··· Data extract
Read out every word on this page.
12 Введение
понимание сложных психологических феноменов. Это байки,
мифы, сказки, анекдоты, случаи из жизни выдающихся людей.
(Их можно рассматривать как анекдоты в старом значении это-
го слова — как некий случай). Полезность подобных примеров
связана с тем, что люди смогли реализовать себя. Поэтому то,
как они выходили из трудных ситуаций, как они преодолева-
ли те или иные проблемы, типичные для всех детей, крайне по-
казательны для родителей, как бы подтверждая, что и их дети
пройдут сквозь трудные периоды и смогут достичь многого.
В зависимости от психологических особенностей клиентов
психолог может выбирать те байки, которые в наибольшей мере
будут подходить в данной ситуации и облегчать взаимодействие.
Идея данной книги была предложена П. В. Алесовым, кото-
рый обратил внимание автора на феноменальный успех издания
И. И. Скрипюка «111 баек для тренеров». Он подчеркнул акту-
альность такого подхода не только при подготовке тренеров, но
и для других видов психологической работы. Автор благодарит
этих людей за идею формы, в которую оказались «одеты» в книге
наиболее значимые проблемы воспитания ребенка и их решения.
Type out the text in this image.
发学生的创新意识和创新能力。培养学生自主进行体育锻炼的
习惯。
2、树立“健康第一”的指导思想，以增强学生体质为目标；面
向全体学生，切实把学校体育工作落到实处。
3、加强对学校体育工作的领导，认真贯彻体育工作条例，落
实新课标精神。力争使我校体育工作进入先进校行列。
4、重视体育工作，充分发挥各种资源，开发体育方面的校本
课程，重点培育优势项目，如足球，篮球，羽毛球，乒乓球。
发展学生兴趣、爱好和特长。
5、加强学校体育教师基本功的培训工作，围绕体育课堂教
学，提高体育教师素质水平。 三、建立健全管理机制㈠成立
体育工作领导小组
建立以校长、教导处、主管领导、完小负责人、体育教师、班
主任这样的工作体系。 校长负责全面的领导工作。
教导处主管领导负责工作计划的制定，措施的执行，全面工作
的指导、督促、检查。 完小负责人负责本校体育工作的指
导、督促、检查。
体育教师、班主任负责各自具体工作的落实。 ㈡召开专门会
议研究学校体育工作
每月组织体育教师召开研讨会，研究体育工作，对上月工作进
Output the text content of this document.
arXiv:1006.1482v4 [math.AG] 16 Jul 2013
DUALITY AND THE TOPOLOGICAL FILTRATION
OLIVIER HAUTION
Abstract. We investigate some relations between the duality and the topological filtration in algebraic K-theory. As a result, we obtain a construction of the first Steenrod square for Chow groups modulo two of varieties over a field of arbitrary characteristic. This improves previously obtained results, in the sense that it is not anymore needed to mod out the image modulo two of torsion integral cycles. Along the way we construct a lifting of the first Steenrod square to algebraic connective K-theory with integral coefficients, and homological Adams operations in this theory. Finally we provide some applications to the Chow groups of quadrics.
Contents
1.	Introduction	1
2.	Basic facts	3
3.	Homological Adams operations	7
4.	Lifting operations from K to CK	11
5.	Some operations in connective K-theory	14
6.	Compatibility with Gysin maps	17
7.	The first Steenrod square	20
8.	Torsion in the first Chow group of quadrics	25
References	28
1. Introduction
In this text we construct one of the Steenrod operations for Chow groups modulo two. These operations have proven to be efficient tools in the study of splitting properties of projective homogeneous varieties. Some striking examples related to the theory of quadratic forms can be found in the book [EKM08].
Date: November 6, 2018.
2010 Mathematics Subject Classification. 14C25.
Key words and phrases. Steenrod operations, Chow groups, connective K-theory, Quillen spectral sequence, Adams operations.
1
······
Transcribe all the entries, keeping each one exactly as it is.

Read out every word on this page.
12 Введение
понимание сложных психологических феноменов. Это байки,
мифы, сказки, анекдоты, случаи из жизни выдающихся людей.
(Их можно рассматривать как анекдоты в старом значении это-
го слова — как некий случай). Полезность подобных примеров
связана с тем, что люди смогли реализовать себя. Поэтому то,
как они выходили из трудных ситуаций, как они преодолева-
ли те или иные проблемы, типичные для всех детей, крайне по-
казательны для родителей, как бы подтверждая, что и их дети
пройдут сквозь трудные периоды и смогут достичь многого.
В зависимости от психологических особенностей клиентов
психолог может выбирать те байки, которые в наибольшей мере
будут подходить в данной ситуации и облегчать взаимодействие.
Идея данной книги была предложена П. В. Алесовым, кото-
рый обратил внимание автора на феноменальный успех издания
И. И. Скрипюка «111 баек для тренеров». Он подчеркнул акту-
альность такого подхода не только при подготовке тренеров, но
и для других видов психологической работы. Автор благодарит
этих людей за идею формы, в которую оказались «одеты» в книге
наиболее значимые проблемы воспитания ребенка и их решения.
Type out the text in this image.
发学生的创新意识和创新能力。培养学生自主进行体育锻炼的
习惯。
2、树立“健康第一”的指导思想，以增强学生体质为目标；面
向全体学生，切实把学校体育工作落到实处。
3、加强对学校体育工作的领导，认真贯彻体育工作条例，落
实新课标精神。力争使我校体育工作进入先进校行列。
4、重视体育工作，充分发挥各种资源，开发体育方面的校本
课程，重点培育优势项目，如足球，篮球，羽毛球，乒乓球。
发展学生兴趣、爱好和特长。
5、加强学校体育教师基本功的培训工作，围绕体育课堂教
学，提高体育教师素质水平。 三、建立健全管理机制㈠成立
体育工作领导小组
建立以校长、教导处、主管领导、完小负责人、体育教师、班
主任这样的工作体系。 校长负责全面的领导工作。
教导处主管领导负责工作计划的制定，措施的执行，全面工作
的指导、督促、检查。 完小负责人负责本校体育工作的指
导、督促、检查。
体育教师、班主任负责各自具体工作的落实。 ㈡召开专门会
议研究学校体育工作
每月组织体育教师召开研讨会，研究体育工作，对上月工作进
Output the text content of this document.
arXiv:1006.1482v4 [math.AG] 16 Jul 2013
DUALITY AND THE TOPOLOGICAL FILTRATION
OLIVIER HAUTION
Abstract. We investigate some relations between the duality and the topological filtration in algebraic K-theory. As a result, we obtain a construction of the first Steenrod square for Chow groups modulo two of varieties over a field of arbitrary characteristic. This improves previously obtained results, in the sense that it is not anymore needed to mod out the image modulo two of torsion integral cycles. Along the way we construct a lifting of the first Steenrod square to algebraic connective K-theory with integral coefficients, and homological Adams operations in this theory. Finally we provide some applications to the Chow groups of quadrics.
Contents
1.	Introduction	1
2.	Basic facts	3
3.	Homological Adams operations	7
4.	Lifting operations from K to CK	11
5.	Some operations in connective K-theory	14
6.	Compatibility with Gysin maps	17
7.	The first Steenrod square	20
8.	Torsion in the first Chow group of quadrics	25
References	28
1. Introduction
In this text we construct one of the Steenrod operations for Chow groups modulo two. These operations have proven to be efficient tools in the study of splitting properties of projective homogeneous varieties. Some striking examples related to the theory of quadratic forms can be found in the book [EKM08].
Date: November 6, 2018.
2010 Mathematics Subject Classification. 14C25.
Key words and phrases. Steenrod operations, Chow groups, connective K-theory, Quillen spectral sequence, Adams operations.
1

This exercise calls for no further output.